▶ LISTED ENTRIES
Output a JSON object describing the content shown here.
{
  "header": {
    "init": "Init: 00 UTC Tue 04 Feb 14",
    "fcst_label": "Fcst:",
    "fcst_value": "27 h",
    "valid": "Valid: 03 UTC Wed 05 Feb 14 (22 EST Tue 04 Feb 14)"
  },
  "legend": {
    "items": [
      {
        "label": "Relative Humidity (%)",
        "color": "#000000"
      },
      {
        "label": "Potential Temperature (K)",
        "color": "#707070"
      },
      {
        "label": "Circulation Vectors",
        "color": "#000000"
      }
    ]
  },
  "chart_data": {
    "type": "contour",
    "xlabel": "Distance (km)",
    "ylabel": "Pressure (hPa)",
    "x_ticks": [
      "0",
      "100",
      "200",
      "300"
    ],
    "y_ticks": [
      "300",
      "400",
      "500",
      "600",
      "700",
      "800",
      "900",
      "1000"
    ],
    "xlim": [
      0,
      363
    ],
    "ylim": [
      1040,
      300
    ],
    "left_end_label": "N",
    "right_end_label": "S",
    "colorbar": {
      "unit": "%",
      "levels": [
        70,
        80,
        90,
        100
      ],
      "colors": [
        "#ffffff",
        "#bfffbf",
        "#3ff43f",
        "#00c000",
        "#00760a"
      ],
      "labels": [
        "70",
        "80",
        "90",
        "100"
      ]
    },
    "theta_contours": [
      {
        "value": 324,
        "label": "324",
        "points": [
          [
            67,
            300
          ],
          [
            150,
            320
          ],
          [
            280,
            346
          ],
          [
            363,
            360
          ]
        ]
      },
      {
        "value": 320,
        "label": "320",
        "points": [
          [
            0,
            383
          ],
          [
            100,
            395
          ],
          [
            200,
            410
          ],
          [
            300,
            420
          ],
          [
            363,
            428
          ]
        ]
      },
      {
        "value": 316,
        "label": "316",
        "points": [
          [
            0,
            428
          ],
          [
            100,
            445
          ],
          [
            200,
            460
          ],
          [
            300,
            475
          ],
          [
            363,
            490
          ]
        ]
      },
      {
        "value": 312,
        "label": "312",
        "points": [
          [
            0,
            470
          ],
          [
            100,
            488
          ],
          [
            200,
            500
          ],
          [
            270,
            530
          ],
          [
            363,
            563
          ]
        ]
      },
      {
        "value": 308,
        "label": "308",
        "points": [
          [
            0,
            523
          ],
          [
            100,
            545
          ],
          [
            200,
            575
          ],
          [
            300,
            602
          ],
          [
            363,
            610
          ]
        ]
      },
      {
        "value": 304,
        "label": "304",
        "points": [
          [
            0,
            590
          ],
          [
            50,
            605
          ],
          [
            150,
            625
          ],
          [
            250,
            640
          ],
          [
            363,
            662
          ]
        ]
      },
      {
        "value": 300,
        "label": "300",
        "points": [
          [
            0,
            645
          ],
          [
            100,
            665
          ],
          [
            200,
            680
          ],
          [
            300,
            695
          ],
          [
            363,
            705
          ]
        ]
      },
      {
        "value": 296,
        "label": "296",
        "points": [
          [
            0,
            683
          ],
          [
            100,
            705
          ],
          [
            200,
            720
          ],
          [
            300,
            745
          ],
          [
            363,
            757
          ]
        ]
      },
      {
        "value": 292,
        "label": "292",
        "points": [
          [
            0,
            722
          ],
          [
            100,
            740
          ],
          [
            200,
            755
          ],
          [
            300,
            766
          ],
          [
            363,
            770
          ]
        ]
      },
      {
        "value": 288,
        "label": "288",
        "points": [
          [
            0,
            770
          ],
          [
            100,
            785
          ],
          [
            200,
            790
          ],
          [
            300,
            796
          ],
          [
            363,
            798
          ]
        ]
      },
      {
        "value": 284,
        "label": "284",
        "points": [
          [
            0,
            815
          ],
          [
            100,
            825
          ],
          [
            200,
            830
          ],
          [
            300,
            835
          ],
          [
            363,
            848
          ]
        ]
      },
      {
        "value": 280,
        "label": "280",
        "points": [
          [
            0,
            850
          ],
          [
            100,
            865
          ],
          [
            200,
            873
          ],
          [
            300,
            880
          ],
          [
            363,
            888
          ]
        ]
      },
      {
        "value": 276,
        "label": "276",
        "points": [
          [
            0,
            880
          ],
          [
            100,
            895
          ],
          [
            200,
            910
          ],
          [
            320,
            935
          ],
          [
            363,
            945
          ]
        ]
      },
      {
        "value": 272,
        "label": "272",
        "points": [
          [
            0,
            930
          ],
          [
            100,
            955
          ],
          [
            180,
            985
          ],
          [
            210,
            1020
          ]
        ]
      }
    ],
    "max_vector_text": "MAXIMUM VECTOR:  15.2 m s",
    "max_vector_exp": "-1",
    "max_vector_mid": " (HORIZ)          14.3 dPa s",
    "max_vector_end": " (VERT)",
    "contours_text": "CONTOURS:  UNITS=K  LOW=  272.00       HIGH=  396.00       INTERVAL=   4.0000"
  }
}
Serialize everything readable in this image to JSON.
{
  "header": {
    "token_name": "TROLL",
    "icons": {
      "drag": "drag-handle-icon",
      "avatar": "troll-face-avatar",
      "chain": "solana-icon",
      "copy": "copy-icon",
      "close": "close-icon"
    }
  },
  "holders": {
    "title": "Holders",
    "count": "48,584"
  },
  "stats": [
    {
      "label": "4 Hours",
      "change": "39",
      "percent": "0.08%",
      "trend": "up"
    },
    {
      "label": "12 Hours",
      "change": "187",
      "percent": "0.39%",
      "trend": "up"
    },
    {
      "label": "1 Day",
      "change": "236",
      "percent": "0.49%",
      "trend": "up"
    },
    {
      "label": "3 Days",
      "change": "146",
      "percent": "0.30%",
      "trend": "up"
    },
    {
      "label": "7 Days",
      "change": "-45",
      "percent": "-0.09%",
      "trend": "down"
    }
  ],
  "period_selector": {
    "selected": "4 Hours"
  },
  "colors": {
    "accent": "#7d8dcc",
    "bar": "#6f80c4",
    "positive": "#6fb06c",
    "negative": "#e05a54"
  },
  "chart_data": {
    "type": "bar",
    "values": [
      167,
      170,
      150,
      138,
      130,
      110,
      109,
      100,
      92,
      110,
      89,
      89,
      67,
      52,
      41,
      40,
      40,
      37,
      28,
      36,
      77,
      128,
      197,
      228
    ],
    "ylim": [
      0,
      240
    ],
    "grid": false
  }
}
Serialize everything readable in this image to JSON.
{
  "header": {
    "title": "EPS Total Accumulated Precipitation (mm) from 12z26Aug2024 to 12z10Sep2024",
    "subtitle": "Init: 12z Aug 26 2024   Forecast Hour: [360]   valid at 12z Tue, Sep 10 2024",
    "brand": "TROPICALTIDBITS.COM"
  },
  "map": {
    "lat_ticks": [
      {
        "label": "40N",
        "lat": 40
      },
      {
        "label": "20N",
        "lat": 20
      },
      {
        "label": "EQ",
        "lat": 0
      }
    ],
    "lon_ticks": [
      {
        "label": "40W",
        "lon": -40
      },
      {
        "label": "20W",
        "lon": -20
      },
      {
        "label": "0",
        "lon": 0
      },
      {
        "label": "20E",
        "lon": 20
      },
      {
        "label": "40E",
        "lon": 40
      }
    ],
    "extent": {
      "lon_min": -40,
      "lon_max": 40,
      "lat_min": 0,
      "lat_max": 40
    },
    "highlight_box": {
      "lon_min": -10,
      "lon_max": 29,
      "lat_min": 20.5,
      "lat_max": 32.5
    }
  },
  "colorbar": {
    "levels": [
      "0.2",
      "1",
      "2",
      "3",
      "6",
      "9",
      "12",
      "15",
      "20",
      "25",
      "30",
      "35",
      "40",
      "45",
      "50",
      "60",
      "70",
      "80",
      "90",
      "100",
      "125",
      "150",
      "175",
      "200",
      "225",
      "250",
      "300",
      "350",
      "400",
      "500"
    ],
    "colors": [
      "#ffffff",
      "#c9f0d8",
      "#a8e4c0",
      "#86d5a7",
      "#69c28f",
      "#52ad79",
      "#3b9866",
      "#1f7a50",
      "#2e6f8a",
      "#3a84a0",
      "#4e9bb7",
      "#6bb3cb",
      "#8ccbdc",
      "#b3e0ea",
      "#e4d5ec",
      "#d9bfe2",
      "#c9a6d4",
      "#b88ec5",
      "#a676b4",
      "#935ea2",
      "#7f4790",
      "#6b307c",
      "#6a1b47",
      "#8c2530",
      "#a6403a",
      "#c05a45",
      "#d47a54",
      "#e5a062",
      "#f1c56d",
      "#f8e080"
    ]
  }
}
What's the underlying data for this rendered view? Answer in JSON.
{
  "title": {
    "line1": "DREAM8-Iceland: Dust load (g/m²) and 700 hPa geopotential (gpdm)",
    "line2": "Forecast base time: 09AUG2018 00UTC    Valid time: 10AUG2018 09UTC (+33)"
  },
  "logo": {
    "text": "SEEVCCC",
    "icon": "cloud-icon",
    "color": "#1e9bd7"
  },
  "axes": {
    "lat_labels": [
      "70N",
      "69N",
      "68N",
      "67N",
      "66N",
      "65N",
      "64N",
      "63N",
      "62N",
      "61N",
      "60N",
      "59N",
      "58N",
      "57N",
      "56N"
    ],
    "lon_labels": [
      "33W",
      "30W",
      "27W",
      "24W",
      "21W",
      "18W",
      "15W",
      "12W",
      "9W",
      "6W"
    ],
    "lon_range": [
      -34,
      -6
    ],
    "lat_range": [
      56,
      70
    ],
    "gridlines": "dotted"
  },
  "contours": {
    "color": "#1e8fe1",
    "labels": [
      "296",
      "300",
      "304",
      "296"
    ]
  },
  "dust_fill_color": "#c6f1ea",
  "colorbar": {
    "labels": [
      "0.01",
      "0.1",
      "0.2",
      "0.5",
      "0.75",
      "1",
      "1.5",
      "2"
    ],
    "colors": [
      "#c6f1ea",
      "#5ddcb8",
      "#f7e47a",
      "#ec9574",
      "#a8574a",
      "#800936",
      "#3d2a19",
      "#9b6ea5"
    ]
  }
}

▶ EXERCISE AIM
Nothing but the lines from the one with "What's the underlying" through the last line should be repeated, each exactly as it stands.

▶ WORKED ANSWER
What's the underlying data for this rendered view? Answer in JSON.
{
  "title": {
    "line1": "DREAM8-Iceland: Dust load (g/m²) and 700 hPa geopotential (gpdm)",
    "line2": "Forecast base time: 09AUG2018 00UTC    Valid time: 10AUG2018 09UTC (+33)"
  },
  "logo": {
    "text": "SEEVCCC",
    "icon": "cloud-icon",
    "color": "#1e9bd7"
  },
  "axes": {
    "lat_labels": [
      "70N",
      "69N",
      "68N",
      "67N",
      "66N",
      "65N",
      "64N",
      "63N",
      "62N",
      "61N",
      "60N",
      "59N",
      "58N",
      "57N",
      "56N"
    ],
    "lon_labels": [
      "33W",
      "30W",
      "27W",
      "24W",
      "21W",
      "18W",
      "15W",
      "12W",
      "9W",
      "6W"
    ],
    "lon_range": [
      -34,
      -6
    ],
    "lat_range": [
      56,
      70
    ],
    "gridlines": "dotted"
  },
  "contours": {
    "color": "#1e8fe1",
    "labels": [
      "296",
      "300",
      "304",
      "296"
    ]
  },
  "dust_fill_color": "#c6f1ea",
  "colorbar": {
    "labels": [
      "0.01",
      "0.1",
      "0.2",
      "0.5",
      "0.75",
      "1",
      "1.5",
      "2"
    ],
    "colors": [
      "#c6f1ea",
      "#5ddcb8",
      "#f7e47a",
      "#ec9574",
      "#a8574a",
      "#800936",
      "#3d2a19",
      "#9b6ea5"
    ]
  }
}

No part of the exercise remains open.